[Prompt] Look for the string "among" in every line, and copy each line that has it.

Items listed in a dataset

....................

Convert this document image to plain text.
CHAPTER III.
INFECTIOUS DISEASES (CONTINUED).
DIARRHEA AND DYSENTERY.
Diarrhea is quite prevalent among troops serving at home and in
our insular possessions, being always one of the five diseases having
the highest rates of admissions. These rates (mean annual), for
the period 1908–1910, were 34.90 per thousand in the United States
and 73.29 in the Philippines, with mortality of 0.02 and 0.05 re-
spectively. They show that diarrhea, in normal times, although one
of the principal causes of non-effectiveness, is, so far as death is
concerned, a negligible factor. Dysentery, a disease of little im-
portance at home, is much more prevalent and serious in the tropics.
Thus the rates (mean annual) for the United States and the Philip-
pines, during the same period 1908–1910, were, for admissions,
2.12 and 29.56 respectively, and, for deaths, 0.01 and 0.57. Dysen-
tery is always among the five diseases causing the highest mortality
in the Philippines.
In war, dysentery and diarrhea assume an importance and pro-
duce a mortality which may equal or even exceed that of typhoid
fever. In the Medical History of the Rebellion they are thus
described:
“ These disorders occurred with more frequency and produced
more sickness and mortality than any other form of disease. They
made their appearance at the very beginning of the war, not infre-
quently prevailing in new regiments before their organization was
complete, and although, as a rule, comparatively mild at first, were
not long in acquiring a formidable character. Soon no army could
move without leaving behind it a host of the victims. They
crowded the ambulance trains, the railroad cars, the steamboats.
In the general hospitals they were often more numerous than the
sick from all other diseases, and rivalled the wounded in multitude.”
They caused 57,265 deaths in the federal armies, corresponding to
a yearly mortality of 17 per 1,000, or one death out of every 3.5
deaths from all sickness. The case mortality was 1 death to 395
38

....................

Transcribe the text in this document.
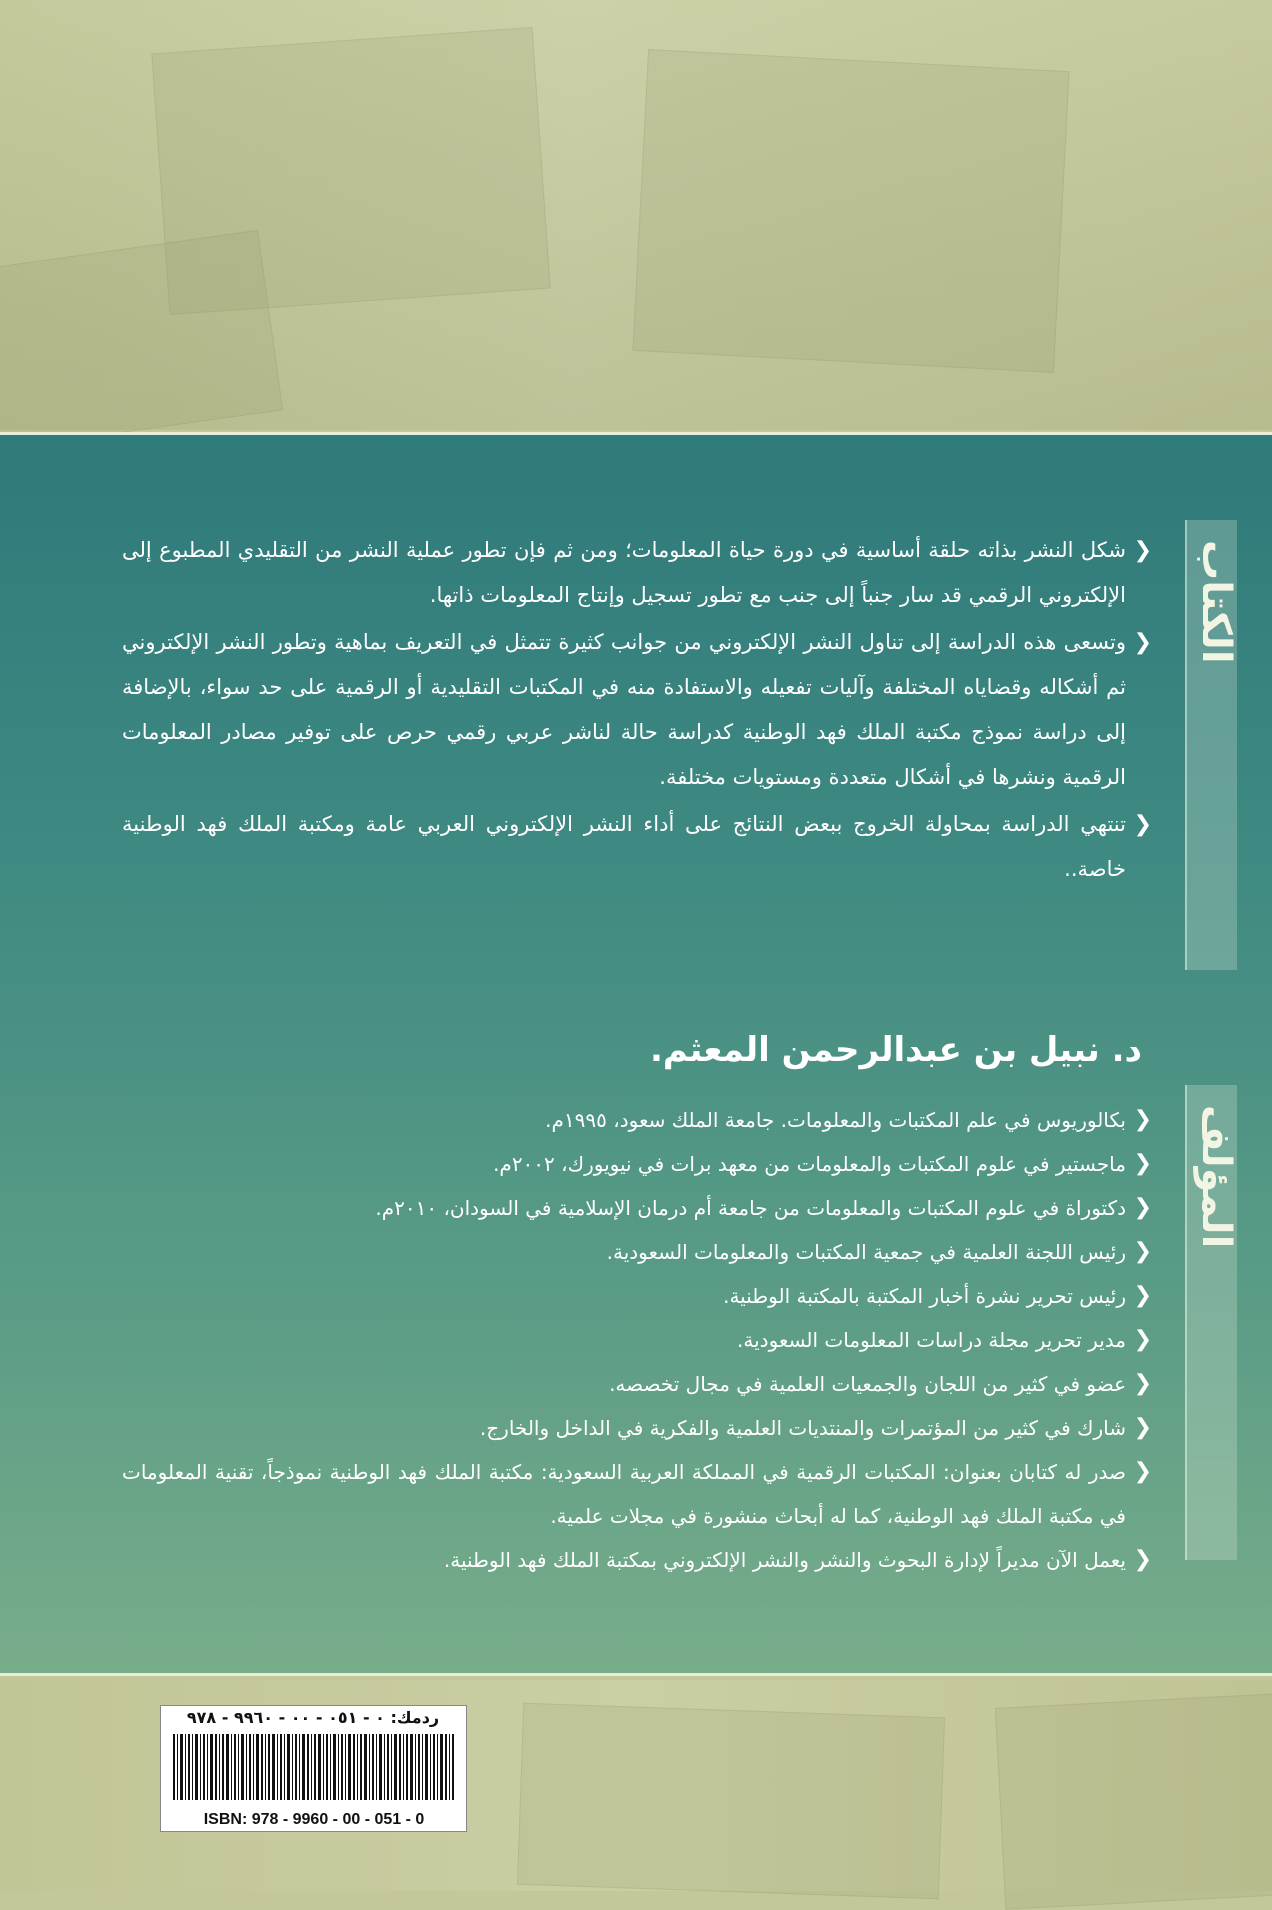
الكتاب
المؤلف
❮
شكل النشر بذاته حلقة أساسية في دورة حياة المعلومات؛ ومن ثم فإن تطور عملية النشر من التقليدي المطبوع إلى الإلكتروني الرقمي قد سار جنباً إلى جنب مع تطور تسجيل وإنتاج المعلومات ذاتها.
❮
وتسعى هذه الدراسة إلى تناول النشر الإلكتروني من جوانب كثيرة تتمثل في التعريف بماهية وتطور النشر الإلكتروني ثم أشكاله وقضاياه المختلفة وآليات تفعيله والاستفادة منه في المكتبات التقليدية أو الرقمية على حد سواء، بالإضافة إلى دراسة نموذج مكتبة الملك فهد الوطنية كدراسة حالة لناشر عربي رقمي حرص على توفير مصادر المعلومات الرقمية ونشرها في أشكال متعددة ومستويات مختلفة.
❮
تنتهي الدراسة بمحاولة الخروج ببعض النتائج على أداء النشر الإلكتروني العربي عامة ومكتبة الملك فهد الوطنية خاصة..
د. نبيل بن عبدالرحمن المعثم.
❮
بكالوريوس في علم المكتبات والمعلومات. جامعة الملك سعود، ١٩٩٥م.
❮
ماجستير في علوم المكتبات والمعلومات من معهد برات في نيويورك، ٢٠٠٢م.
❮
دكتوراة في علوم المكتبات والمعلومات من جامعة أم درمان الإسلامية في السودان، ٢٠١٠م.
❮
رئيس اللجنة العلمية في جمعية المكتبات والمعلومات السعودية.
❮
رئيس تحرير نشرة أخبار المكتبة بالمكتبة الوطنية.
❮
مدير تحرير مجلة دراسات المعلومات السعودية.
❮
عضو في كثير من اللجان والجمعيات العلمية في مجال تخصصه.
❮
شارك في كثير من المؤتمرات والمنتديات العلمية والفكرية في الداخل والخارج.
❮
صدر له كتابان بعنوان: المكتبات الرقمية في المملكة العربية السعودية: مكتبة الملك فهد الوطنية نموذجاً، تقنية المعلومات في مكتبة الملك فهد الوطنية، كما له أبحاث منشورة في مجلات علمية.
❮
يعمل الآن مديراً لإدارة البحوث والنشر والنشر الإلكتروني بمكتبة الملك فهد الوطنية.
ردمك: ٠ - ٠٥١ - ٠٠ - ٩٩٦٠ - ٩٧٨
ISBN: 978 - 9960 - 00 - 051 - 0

....................

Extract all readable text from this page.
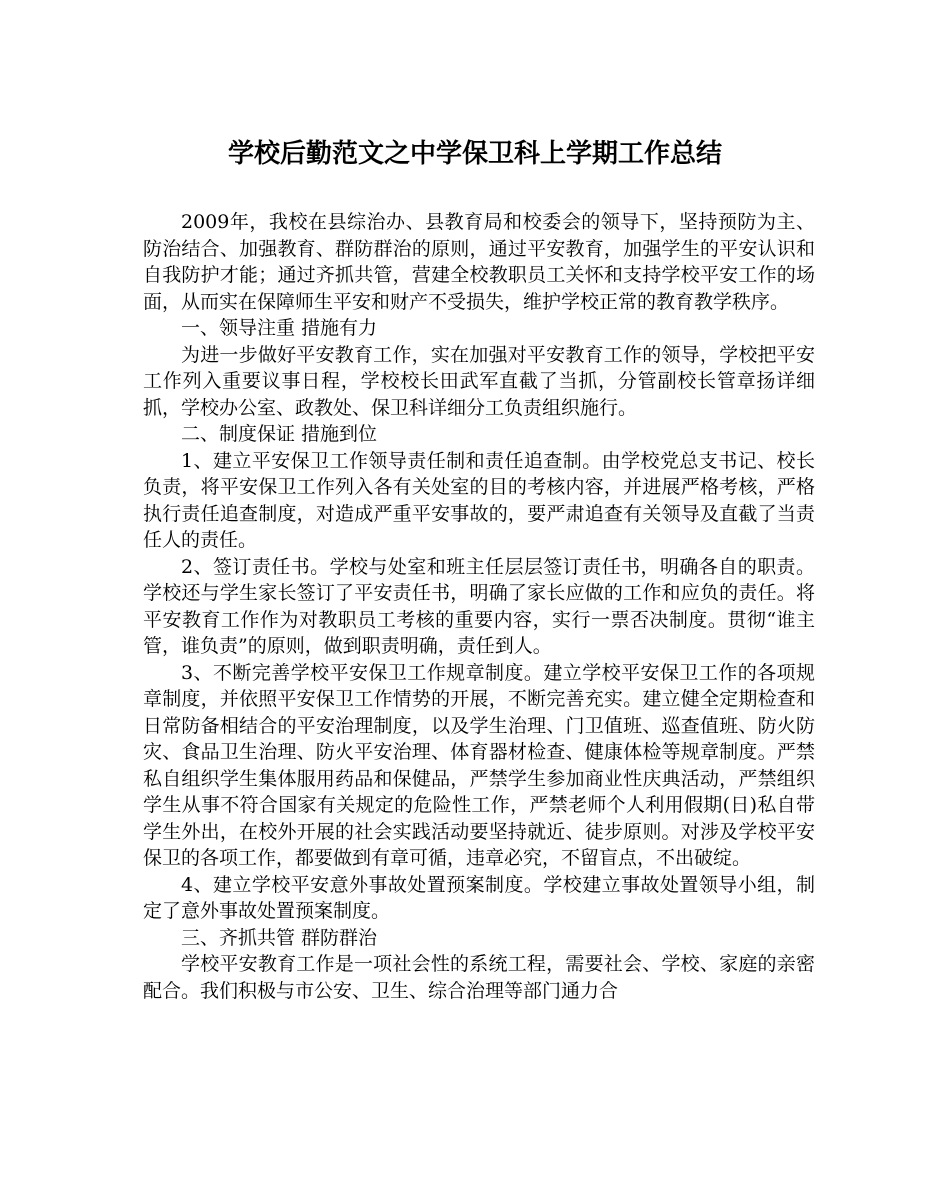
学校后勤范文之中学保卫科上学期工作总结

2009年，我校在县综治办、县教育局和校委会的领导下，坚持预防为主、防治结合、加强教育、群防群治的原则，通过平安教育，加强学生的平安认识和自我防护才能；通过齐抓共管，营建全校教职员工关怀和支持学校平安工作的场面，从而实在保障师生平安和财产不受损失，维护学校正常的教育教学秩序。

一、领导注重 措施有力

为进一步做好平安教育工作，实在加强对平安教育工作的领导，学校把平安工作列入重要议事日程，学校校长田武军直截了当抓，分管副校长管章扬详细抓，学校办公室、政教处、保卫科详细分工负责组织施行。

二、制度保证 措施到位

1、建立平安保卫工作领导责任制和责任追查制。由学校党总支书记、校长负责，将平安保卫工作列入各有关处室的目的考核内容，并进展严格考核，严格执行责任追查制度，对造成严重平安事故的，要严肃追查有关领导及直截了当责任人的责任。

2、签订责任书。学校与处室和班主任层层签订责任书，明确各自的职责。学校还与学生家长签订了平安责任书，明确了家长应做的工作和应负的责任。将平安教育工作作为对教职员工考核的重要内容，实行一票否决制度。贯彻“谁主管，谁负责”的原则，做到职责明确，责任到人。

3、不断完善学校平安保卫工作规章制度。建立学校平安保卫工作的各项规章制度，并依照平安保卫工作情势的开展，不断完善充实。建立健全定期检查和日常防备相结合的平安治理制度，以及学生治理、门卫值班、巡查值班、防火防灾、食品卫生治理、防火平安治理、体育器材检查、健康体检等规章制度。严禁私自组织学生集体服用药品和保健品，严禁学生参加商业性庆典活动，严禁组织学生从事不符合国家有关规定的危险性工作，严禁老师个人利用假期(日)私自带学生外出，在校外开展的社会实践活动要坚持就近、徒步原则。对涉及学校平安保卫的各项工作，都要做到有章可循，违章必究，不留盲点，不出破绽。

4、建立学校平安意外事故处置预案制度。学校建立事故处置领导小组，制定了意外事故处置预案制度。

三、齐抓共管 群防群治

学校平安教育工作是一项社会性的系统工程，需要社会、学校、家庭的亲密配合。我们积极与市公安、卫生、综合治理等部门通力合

....................

[Solved exercise]
Diarrhea is quite prevalent among troops serving at home and in
tery is always among the five diseases causing the highest mortality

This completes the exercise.